━━ DATA ROWS

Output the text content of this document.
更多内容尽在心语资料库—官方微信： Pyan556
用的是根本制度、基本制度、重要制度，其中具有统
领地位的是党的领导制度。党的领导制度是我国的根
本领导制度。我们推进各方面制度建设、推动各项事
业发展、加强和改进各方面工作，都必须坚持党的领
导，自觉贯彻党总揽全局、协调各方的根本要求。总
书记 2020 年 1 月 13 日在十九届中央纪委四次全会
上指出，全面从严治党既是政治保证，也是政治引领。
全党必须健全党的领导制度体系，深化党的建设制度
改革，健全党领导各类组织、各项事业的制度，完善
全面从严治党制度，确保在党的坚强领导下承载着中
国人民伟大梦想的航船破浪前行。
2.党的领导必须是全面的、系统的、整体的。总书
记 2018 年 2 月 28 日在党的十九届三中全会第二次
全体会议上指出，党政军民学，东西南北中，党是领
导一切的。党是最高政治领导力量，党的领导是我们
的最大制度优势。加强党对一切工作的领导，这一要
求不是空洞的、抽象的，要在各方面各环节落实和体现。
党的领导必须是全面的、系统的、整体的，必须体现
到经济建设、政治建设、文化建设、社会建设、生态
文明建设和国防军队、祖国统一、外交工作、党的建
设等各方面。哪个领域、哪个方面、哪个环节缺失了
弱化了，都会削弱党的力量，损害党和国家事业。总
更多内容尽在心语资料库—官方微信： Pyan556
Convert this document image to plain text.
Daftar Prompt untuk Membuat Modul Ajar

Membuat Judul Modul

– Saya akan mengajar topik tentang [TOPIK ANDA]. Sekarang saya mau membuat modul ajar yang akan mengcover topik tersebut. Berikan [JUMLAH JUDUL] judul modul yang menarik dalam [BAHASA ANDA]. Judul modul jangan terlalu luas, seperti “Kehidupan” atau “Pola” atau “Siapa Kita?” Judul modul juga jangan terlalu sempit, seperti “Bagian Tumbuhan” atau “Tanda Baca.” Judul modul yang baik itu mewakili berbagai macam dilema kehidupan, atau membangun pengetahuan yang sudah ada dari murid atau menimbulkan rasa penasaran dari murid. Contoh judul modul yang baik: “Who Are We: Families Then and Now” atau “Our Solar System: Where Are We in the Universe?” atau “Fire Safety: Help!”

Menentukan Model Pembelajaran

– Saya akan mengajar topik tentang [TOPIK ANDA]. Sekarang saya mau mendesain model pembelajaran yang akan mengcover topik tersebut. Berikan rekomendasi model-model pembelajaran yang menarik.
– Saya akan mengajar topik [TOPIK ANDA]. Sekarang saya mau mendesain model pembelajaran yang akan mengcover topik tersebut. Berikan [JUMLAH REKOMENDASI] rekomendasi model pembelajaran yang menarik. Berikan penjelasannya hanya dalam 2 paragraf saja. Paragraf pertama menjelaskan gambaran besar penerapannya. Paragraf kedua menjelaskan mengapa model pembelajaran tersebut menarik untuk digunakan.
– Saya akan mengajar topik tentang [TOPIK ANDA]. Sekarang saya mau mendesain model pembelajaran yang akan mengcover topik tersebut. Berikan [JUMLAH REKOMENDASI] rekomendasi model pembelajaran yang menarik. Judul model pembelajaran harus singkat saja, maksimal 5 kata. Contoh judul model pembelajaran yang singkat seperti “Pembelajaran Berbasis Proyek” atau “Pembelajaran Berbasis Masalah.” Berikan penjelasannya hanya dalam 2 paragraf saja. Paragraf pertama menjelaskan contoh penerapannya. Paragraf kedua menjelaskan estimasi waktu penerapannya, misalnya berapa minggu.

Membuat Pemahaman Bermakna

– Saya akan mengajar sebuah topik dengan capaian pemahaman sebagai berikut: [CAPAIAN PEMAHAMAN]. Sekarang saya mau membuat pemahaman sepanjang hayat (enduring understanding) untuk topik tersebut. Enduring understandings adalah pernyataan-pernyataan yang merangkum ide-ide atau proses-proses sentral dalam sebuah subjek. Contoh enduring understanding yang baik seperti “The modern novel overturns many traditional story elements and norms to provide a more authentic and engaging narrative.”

━━━━

## TASK TO CARRY OUT
Extract all the material, leaving every line as it is.

## OUTPUT OF THE TASK
Output the text content of this document.
更多内容尽在心语资料库—官方微信： Pyan556
用的是根本制度、基本制度、重要制度，其中具有统
领地位的是党的领导制度。党的领导制度是我国的根
本领导制度。我们推进各方面制度建设、推动各项事
业发展、加强和改进各方面工作，都必须坚持党的领
导，自觉贯彻党总揽全局、协调各方的根本要求。总
书记 2020 年 1 月 13 日在十九届中央纪委四次全会
上指出，全面从严治党既是政治保证，也是政治引领。
全党必须健全党的领导制度体系，深化党的建设制度
改革，健全党领导各类组织、各项事业的制度，完善
全面从严治党制度，确保在党的坚强领导下承载着中
国人民伟大梦想的航船破浪前行。
2.党的领导必须是全面的、系统的、整体的。总书
记 2018 年 2 月 28 日在党的十九届三中全会第二次
全体会议上指出，党政军民学，东西南北中，党是领
导一切的。党是最高政治领导力量，党的领导是我们
的最大制度优势。加强党对一切工作的领导，这一要
求不是空洞的、抽象的，要在各方面各环节落实和体现。
党的领导必须是全面的、系统的、整体的，必须体现
到经济建设、政治建设、文化建设、社会建设、生态
文明建设和国防军队、祖国统一、外交工作、党的建
设等各方面。哪个领域、哪个方面、哪个环节缺失了
弱化了，都会削弱党的力量，损害党和国家事业。总
更多内容尽在心语资料库—官方微信： Pyan556
Convert this document image to plain text.
Daftar Prompt untuk Membuat Modul Ajar

Membuat Judul Modul

– Saya akan mengajar topik tentang [TOPIK ANDA]. Sekarang saya mau membuat modul ajar yang akan mengcover topik tersebut. Berikan [JUMLAH JUDUL] judul modul yang menarik dalam [BAHASA ANDA]. Judul modul jangan terlalu luas, seperti “Kehidupan” atau “Pola” atau “Siapa Kita?” Judul modul juga jangan terlalu sempit, seperti “Bagian Tumbuhan” atau “Tanda Baca.” Judul modul yang baik itu mewakili berbagai macam dilema kehidupan, atau membangun pengetahuan yang sudah ada dari murid atau menimbulkan rasa penasaran dari murid. Contoh judul modul yang baik: “Who Are We: Families Then and Now” atau “Our Solar System: Where Are We in the Universe?” atau “Fire Safety: Help!”

Menentukan Model Pembelajaran

– Saya akan mengajar topik tentang [TOPIK ANDA]. Sekarang saya mau mendesain model pembelajaran yang akan mengcover topik tersebut. Berikan rekomendasi model-model pembelajaran yang menarik.
– Saya akan mengajar topik [TOPIK ANDA]. Sekarang saya mau mendesain model pembelajaran yang akan mengcover topik tersebut. Berikan [JUMLAH REKOMENDASI] rekomendasi model pembelajaran yang menarik. Berikan penjelasannya hanya dalam 2 paragraf saja. Paragraf pertama menjelaskan gambaran besar penerapannya. Paragraf kedua menjelaskan mengapa model pembelajaran tersebut menarik untuk digunakan.
– Saya akan mengajar topik tentang [TOPIK ANDA]. Sekarang saya mau mendesain model pembelajaran yang akan mengcover topik tersebut. Berikan [JUMLAH REKOMENDASI] rekomendasi model pembelajaran yang menarik. Judul model pembelajaran harus singkat saja, maksimal 5 kata. Contoh judul model pembelajaran yang singkat seperti “Pembelajaran Berbasis Proyek” atau “Pembelajaran Berbasis Masalah.” Berikan penjelasannya hanya dalam 2 paragraf saja. Paragraf pertama menjelaskan contoh penerapannya. Paragraf kedua menjelaskan estimasi waktu penerapannya, misalnya berapa minggu.

Membuat Pemahaman Bermakna

– Saya akan mengajar sebuah topik dengan capaian pemahaman sebagai berikut: [CAPAIAN PEMAHAMAN]. Sekarang saya mau membuat pemahaman sepanjang hayat (enduring understanding) untuk topik tersebut. Enduring understandings adalah pernyataan-pernyataan yang merangkum ide-ide atau proses-proses sentral dalam sebuah subjek. Contoh enduring understanding yang baik seperti “The modern novel overturns many traditional story elements and norms to provide a more authentic and engaging narrative.”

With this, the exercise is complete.